● Stated problem:
From the entries below, gather every line containing the string "bold".

- - - -

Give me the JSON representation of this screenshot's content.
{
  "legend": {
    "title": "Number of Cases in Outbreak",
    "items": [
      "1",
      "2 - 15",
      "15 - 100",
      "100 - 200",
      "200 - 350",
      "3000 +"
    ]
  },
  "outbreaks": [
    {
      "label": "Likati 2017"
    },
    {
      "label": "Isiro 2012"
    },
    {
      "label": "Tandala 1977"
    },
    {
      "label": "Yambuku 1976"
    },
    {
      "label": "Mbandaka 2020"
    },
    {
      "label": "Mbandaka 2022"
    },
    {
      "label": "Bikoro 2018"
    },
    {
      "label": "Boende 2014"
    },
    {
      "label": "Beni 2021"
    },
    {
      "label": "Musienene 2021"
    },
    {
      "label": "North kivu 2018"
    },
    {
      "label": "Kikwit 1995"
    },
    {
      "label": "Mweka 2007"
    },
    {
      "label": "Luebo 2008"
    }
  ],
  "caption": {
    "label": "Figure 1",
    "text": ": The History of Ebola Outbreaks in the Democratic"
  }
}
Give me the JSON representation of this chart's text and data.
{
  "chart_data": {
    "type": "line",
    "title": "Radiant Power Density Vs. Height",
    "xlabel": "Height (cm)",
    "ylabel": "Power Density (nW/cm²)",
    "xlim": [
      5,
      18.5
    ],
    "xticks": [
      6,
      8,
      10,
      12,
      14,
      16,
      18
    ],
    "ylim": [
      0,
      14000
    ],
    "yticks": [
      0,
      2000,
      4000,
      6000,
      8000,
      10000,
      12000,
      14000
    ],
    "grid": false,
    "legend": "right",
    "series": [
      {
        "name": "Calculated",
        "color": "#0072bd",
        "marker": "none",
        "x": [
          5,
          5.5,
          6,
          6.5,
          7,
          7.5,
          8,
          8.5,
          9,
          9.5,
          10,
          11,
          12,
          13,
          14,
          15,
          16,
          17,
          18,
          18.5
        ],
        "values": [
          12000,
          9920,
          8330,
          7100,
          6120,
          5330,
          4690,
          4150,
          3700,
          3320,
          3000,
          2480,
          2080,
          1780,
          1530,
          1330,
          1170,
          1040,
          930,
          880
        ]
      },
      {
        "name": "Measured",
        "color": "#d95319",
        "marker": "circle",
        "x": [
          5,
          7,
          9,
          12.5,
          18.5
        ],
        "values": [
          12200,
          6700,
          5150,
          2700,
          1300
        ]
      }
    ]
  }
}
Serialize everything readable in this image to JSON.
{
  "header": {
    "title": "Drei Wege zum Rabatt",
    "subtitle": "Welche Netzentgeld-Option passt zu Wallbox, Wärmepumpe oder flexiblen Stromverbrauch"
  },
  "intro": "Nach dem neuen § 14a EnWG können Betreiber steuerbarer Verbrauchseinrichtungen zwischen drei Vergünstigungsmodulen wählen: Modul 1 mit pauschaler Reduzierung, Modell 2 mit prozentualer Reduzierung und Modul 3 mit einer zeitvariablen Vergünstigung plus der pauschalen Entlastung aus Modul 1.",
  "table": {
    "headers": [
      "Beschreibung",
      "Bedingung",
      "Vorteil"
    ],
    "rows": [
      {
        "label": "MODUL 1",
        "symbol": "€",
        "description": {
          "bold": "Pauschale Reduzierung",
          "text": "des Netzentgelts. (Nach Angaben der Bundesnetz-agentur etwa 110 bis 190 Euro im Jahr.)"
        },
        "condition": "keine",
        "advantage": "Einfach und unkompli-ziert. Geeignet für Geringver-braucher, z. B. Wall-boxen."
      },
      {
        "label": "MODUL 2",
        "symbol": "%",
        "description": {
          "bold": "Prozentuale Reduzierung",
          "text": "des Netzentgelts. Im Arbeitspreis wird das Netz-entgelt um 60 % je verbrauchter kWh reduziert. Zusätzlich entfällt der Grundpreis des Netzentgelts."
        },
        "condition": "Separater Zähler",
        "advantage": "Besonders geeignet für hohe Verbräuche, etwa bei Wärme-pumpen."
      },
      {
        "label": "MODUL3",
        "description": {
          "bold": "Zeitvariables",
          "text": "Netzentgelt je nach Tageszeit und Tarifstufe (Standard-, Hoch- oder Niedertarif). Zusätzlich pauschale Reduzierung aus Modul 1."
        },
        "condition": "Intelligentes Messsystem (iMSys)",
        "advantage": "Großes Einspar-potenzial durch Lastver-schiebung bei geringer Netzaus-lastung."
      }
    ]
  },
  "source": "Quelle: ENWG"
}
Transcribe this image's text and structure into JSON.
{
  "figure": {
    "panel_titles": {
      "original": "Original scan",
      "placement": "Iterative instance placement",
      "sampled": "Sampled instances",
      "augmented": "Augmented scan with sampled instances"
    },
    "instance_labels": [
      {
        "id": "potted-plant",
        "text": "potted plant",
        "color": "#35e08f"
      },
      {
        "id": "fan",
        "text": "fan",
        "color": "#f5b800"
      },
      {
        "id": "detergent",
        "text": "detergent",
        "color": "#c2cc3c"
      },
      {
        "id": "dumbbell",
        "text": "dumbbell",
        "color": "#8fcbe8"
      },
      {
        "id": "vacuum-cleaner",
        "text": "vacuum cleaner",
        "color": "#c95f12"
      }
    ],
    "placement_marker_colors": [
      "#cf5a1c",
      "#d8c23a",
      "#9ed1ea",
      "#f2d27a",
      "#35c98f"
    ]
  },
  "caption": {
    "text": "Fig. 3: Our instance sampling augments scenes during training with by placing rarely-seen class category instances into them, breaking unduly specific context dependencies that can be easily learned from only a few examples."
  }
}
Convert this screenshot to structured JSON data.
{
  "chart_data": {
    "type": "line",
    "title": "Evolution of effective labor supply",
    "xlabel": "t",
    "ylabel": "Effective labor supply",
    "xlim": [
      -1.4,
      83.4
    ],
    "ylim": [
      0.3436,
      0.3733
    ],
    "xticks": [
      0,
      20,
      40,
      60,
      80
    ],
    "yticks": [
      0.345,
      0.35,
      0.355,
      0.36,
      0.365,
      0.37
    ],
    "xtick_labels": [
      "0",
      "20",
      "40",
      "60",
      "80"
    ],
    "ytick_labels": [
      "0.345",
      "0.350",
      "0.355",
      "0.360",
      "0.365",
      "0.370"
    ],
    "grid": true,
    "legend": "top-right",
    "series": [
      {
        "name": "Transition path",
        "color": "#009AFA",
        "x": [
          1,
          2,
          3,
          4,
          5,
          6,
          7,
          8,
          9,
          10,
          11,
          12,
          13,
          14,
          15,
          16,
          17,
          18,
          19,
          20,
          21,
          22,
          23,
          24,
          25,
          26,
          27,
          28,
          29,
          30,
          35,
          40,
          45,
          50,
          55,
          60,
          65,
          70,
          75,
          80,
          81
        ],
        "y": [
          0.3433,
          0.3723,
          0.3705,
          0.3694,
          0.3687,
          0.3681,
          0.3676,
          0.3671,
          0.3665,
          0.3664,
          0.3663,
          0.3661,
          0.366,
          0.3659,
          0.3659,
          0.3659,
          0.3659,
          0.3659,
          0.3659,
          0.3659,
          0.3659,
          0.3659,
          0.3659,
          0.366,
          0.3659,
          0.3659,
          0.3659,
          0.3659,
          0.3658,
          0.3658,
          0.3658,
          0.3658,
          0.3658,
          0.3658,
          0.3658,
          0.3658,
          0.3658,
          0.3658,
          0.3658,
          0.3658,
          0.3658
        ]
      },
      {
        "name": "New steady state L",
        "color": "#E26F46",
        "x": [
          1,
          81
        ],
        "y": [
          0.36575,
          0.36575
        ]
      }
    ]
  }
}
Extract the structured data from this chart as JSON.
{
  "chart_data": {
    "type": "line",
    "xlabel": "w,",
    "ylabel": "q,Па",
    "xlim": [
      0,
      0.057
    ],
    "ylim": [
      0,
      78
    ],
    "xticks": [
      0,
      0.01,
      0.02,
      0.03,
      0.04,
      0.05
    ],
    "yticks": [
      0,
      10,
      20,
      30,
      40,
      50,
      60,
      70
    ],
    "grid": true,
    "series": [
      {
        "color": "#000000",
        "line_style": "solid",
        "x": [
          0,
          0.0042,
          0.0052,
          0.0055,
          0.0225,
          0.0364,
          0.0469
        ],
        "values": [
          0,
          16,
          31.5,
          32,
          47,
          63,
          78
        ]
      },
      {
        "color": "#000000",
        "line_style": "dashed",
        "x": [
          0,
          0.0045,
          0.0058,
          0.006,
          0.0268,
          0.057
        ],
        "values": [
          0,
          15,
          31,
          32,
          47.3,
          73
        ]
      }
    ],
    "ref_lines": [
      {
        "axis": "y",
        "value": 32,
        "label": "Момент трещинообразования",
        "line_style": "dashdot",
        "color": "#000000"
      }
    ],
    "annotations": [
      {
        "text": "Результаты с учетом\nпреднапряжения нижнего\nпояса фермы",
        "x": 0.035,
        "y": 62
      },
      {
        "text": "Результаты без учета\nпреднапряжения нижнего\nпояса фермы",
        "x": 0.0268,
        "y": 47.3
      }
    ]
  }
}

- - - -

● Completed task:
          "bold": "Pauschale Reduzierung",
          "bold": "Prozentuale Reduzierung",
          "bold": "Zeitvariables",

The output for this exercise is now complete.